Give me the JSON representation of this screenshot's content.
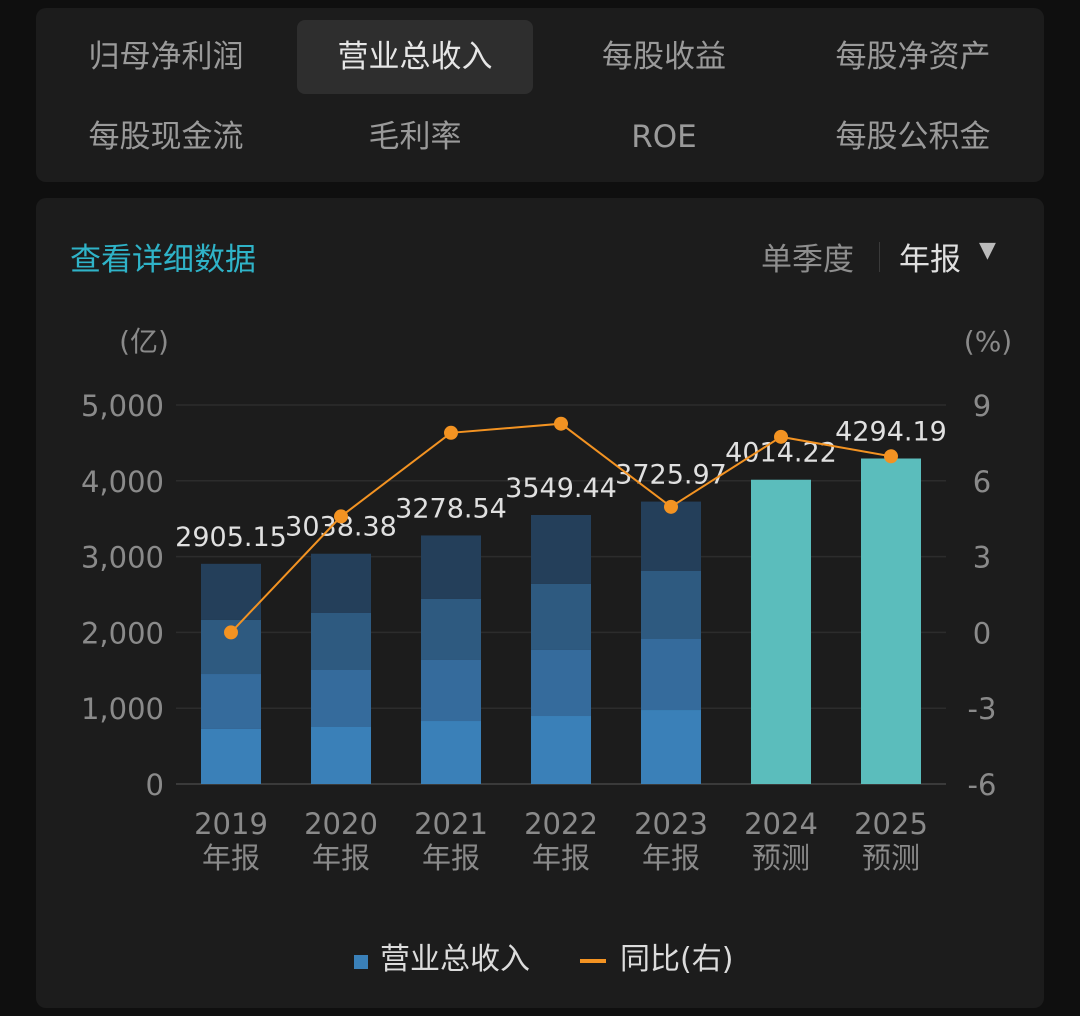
{
  "tabs": [
    {
      "label": "归母净利润",
      "active": false
    },
    {
      "label": "营业总收入",
      "active": true
    },
    {
      "label": "每股收益",
      "active": false
    },
    {
      "label": "每股净资产",
      "active": false
    },
    {
      "label": "每股现金流",
      "active": false
    },
    {
      "label": "毛利率",
      "active": false
    },
    {
      "label": "ROE",
      "active": false
    },
    {
      "label": "每股公积金",
      "active": false
    }
  ],
  "header": {
    "detail_link": "查看详细数据",
    "quarterly": "单季度",
    "annual": "年报",
    "dropdown_icon": "triangle-down-icon"
  },
  "colors": {
    "accent": "#2fb3c8",
    "line": "#f39322",
    "forecast": "#5bbdbc",
    "segments": [
      "#3a80b8",
      "#356b9c",
      "#2e5a80",
      "#243f5a"
    ]
  },
  "chart_data": {
    "type": "bar",
    "left_unit": "(亿)",
    "right_unit": "(%)",
    "ylim": [
      0,
      5000
    ],
    "yticks": [
      "0",
      "1,000",
      "2,000",
      "3,000",
      "4,000",
      "5,000"
    ],
    "y2lim": [
      -6,
      9
    ],
    "y2ticks": [
      "-6",
      "-3",
      "0",
      "3",
      "6",
      "9"
    ],
    "grid": true,
    "categories": [
      [
        "2019",
        "年报"
      ],
      [
        "2020",
        "年报"
      ],
      [
        "2021",
        "年报"
      ],
      [
        "2022",
        "年报"
      ],
      [
        "2023",
        "年报"
      ],
      [
        "2024",
        "预测"
      ],
      [
        "2025",
        "预测"
      ]
    ],
    "totals": [
      2905.15,
      3038.38,
      3278.54,
      3549.44,
      3725.97,
      4014.22,
      4294.19
    ],
    "total_labels": [
      "2905.15",
      "3038.38",
      "3278.54",
      "3549.44",
      "3725.97",
      "4014.22",
      "4294.19"
    ],
    "forecast": [
      false,
      false,
      false,
      false,
      false,
      true,
      true
    ],
    "quarterly_segments": [
      [
        726,
        725,
        713,
        741
      ],
      [
        752,
        752,
        752,
        782
      ],
      [
        831,
        805,
        805,
        838
      ],
      [
        897,
        871,
        871,
        910
      ],
      [
        976,
        937,
        897,
        916
      ],
      null,
      null
    ],
    "yoy": [
      0.0,
      4.59,
      7.9,
      8.26,
      4.97,
      7.74,
      6.97
    ],
    "legend": [
      {
        "label": "营业总收入",
        "type": "bar"
      },
      {
        "label": "同比(右)",
        "type": "line"
      }
    ],
    "legend_placement": "bottom"
  }
}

********

• _Request_: Using the material above, return every line exactly as it appears, minus the pictures.

• _Output_:
Give me the JSON representation of this screenshot's content.
{
  "tabs": [
    {
      "label": "归母净利润",
      "active": false
    },
    {
      "label": "营业总收入",
      "active": true
    },
    {
      "label": "每股收益",
      "active": false
    },
    {
      "label": "每股净资产",
      "active": false
    },
    {
      "label": "每股现金流",
      "active": false
    },
    {
      "label": "毛利率",
      "active": false
    },
    {
      "label": "ROE",
      "active": false
    },
    {
      "label": "每股公积金",
      "active": false
    }
  ],
  "header": {
    "detail_link": "查看详细数据",
    "quarterly": "单季度",
    "annual": "年报",
    "dropdown_icon": "triangle-down-icon"
  },
  "colors": {
    "accent": "#2fb3c8",
    "line": "#f39322",
    "forecast": "#5bbdbc",
    "segments": [
      "#3a80b8",
      "#356b9c",
      "#2e5a80",
      "#243f5a"
    ]
  },
  "chart_data": {
    "type": "bar",
    "left_unit": "(亿)",
    "right_unit": "(%)",
    "ylim": [
      0,
      5000
    ],
    "yticks": [
      "0",
      "1,000",
      "2,000",
      "3,000",
      "4,000",
      "5,000"
    ],
    "y2lim": [
      -6,
      9
    ],
    "y2ticks": [
      "-6",
      "-3",
      "0",
      "3",
      "6",
      "9"
    ],
    "grid": true,
    "categories": [
      [
        "2019",
        "年报"
      ],
      [
        "2020",
        "年报"
      ],
      [
        "2021",
        "年报"
      ],
      [
        "2022",
        "年报"
      ],
      [
        "2023",
        "年报"
      ],
      [
        "2024",
        "预测"
      ],
      [
        "2025",
        "预测"
      ]
    ],
    "totals": [
      2905.15,
      3038.38,
      3278.54,
      3549.44,
      3725.97,
      4014.22,
      4294.19
    ],
    "total_labels": [
      "2905.15",
      "3038.38",
      "3278.54",
      "3549.44",
      "3725.97",
      "4014.22",
      "4294.19"
    ],
    "forecast": [
      false,
      false,
      false,
      false,
      false,
      true,
      true
    ],
    "quarterly_segments": [
      [
        726,
        725,
        713,
        741
      ],
      [
        752,
        752,
        752,
        782
      ],
      [
        831,
        805,
        805,
        838
      ],
      [
        897,
        871,
        871,
        910
      ],
      [
        976,
        937,
        897,
        916
      ],
      null,
      null
    ],
    "yoy": [
      0.0,
      4.59,
      7.9,
      8.26,
      4.97,
      7.74,
      6.97
    ],
    "legend": [
      {
        "label": "营业总收入",
        "type": "bar"
      },
      {
        "label": "同比(右)",
        "type": "line"
      }
    ],
    "legend_placement": "bottom"
  }
}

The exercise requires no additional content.